**Problem to solve:** Beneath this sentence is a set of records; write each of them out exactly.

== Records to use ==

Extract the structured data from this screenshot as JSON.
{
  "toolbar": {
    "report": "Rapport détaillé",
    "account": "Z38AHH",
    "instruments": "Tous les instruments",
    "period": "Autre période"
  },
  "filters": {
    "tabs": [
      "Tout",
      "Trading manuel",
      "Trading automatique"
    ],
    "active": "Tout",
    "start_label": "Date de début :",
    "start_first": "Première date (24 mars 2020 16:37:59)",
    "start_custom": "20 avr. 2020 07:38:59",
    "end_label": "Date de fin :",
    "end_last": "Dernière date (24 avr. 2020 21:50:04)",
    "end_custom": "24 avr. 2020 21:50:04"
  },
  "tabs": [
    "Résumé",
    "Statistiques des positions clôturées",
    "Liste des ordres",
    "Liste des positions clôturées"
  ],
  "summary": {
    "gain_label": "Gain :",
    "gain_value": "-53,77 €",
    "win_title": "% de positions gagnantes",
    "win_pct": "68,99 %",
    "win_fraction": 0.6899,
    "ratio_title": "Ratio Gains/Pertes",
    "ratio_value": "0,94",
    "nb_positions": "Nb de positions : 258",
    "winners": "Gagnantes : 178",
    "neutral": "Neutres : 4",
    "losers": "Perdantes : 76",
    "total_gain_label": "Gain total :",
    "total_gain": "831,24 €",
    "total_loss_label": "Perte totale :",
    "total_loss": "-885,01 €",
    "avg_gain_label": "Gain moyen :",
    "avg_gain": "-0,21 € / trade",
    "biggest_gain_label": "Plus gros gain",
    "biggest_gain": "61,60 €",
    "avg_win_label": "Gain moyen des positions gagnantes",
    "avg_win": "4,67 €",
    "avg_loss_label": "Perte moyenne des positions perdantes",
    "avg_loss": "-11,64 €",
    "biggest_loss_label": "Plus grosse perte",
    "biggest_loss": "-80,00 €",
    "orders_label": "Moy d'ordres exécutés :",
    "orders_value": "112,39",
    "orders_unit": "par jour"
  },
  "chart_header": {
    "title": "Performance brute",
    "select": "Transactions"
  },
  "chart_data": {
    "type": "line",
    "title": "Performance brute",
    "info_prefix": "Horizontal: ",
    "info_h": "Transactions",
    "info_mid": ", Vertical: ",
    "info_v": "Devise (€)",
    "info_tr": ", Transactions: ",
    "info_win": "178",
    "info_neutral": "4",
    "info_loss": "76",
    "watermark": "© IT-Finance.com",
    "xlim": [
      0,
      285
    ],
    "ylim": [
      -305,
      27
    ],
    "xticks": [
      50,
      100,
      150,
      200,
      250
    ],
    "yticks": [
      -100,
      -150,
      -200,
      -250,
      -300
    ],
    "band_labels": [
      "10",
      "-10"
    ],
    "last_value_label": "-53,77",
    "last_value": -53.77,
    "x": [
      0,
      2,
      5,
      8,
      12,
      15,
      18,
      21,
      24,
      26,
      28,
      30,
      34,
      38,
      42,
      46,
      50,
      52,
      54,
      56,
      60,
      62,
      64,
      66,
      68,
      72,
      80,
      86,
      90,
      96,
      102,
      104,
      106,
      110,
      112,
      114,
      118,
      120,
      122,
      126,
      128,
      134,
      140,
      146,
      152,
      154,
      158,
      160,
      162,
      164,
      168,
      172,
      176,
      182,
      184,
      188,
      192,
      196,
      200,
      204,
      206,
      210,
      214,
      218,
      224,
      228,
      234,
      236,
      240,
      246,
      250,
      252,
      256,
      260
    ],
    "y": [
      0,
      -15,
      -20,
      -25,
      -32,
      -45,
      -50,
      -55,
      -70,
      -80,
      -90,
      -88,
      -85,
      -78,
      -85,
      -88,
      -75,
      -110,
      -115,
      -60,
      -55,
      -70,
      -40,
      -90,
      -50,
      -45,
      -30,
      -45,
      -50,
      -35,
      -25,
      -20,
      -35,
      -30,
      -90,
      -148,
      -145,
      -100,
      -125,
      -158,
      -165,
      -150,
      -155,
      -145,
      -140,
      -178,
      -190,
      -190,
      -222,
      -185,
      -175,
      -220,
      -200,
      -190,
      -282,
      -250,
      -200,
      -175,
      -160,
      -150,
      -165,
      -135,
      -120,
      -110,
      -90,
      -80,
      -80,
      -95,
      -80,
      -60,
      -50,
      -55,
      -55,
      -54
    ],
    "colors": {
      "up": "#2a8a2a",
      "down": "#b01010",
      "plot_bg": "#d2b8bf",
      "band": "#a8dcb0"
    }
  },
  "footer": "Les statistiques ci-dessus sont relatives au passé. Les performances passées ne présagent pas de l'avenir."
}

===

**Completed task:**
Extract the structured data from this screenshot as JSON.
{
  "toolbar": {
    "report": "Rapport détaillé",
    "account": "Z38AHH",
    "instruments": "Tous les instruments",
    "period": "Autre période"
  },
  "filters": {
    "tabs": [
      "Tout",
      "Trading manuel",
      "Trading automatique"
    ],
    "active": "Tout",
    "start_label": "Date de début :",
    "start_first": "Première date (24 mars 2020 16:37:59)",
    "start_custom": "20 avr. 2020 07:38:59",
    "end_label": "Date de fin :",
    "end_last": "Dernière date (24 avr. 2020 21:50:04)",
    "end_custom": "24 avr. 2020 21:50:04"
  },
  "tabs": [
    "Résumé",
    "Statistiques des positions clôturées",
    "Liste des ordres",
    "Liste des positions clôturées"
  ],
  "summary": {
    "gain_label": "Gain :",
    "gain_value": "-53,77 €",
    "win_title": "% de positions gagnantes",
    "win_pct": "68,99 %",
    "win_fraction": 0.6899,
    "ratio_title": "Ratio Gains/Pertes",
    "ratio_value": "0,94",
    "nb_positions": "Nb de positions : 258",
    "winners": "Gagnantes : 178",
    "neutral": "Neutres : 4",
    "losers": "Perdantes : 76",
    "total_gain_label": "Gain total :",
    "total_gain": "831,24 €",
    "total_loss_label": "Perte totale :",
    "total_loss": "-885,01 €",
    "avg_gain_label": "Gain moyen :",
    "avg_gain": "-0,21 € / trade",
    "biggest_gain_label": "Plus gros gain",
    "biggest_gain": "61,60 €",
    "avg_win_label": "Gain moyen des positions gagnantes",
    "avg_win": "4,67 €",
    "avg_loss_label": "Perte moyenne des positions perdantes",
    "avg_loss": "-11,64 €",
    "biggest_loss_label": "Plus grosse perte",
    "biggest_loss": "-80,00 €",
    "orders_label": "Moy d'ordres exécutés :",
    "orders_value": "112,39",
    "orders_unit": "par jour"
  },
  "chart_header": {
    "title": "Performance brute",
    "select": "Transactions"
  },
  "chart_data": {
    "type": "line",
    "title": "Performance brute",
    "info_prefix": "Horizontal: ",
    "info_h": "Transactions",
    "info_mid": ", Vertical: ",
    "info_v": "Devise (€)",
    "info_tr": ", Transactions: ",
    "info_win": "178",
    "info_neutral": "4",
    "info_loss": "76",
    "watermark": "© IT-Finance.com",
    "xlim": [
      0,
      285
    ],
    "ylim": [
      -305,
      27
    ],
    "xticks": [
      50,
      100,
      150,
      200,
      250
    ],
    "yticks": [
      -100,
      -150,
      -200,
      -250,
      -300
    ],
    "band_labels": [
      "10",
      "-10"
    ],
    "last_value_label": "-53,77",
    "last_value": -53.77,
    "x": [
      0,
      2,
      5,
      8,
      12,
      15,
      18,
      21,
      24,
      26,
      28,
      30,
      34,
      38,
      42,
      46,
      50,
      52,
      54,
      56,
      60,
      62,
      64,
      66,
      68,
      72,
      80,
      86,
      90,
      96,
      102,
      104,
      106,
      110,
      112,
      114,
      118,
      120,
      122,
      126,
      128,
      134,
      140,
      146,
      152,
      154,
      158,
      160,
      162,
      164,
      168,
      172,
      176,
      182,
      184,
      188,
      192,
      196,
      200,
      204,
      206,
      210,
      214,
      218,
      224,
      228,
      234,
      236,
      240,
      246,
      250,
      252,
      256,
      260
    ],
    "y": [
      0,
      -15,
      -20,
      -25,
      -32,
      -45,
      -50,
      -55,
      -70,
      -80,
      -90,
      -88,
      -85,
      -78,
      -85,
      -88,
      -75,
      -110,
      -115,
      -60,
      -55,
      -70,
      -40,
      -90,
      -50,
      -45,
      -30,
      -45,
      -50,
      -35,
      -25,
      -20,
      -35,
      -30,
      -90,
      -148,
      -145,
      -100,
      -125,
      -158,
      -165,
      -150,
      -155,
      -145,
      -140,
      -178,
      -190,
      -190,
      -222,
      -185,
      -175,
      -220,
      -200,
      -190,
      -282,
      -250,
      -200,
      -175,
      -160,
      -150,
      -165,
      -135,
      -120,
      -110,
      -90,
      -80,
      -80,
      -95,
      -80,
      -60,
      -50,
      -55,
      -55,
      -54
    ],
    "colors": {
      "up": "#2a8a2a",
      "down": "#b01010",
      "plot_bg": "#d2b8bf",
      "band": "#a8dcb0"
    }
  },
  "footer": "Les statistiques ci-dessus sont relatives au passé. Les performances passées ne présagent pas de l'avenir."
}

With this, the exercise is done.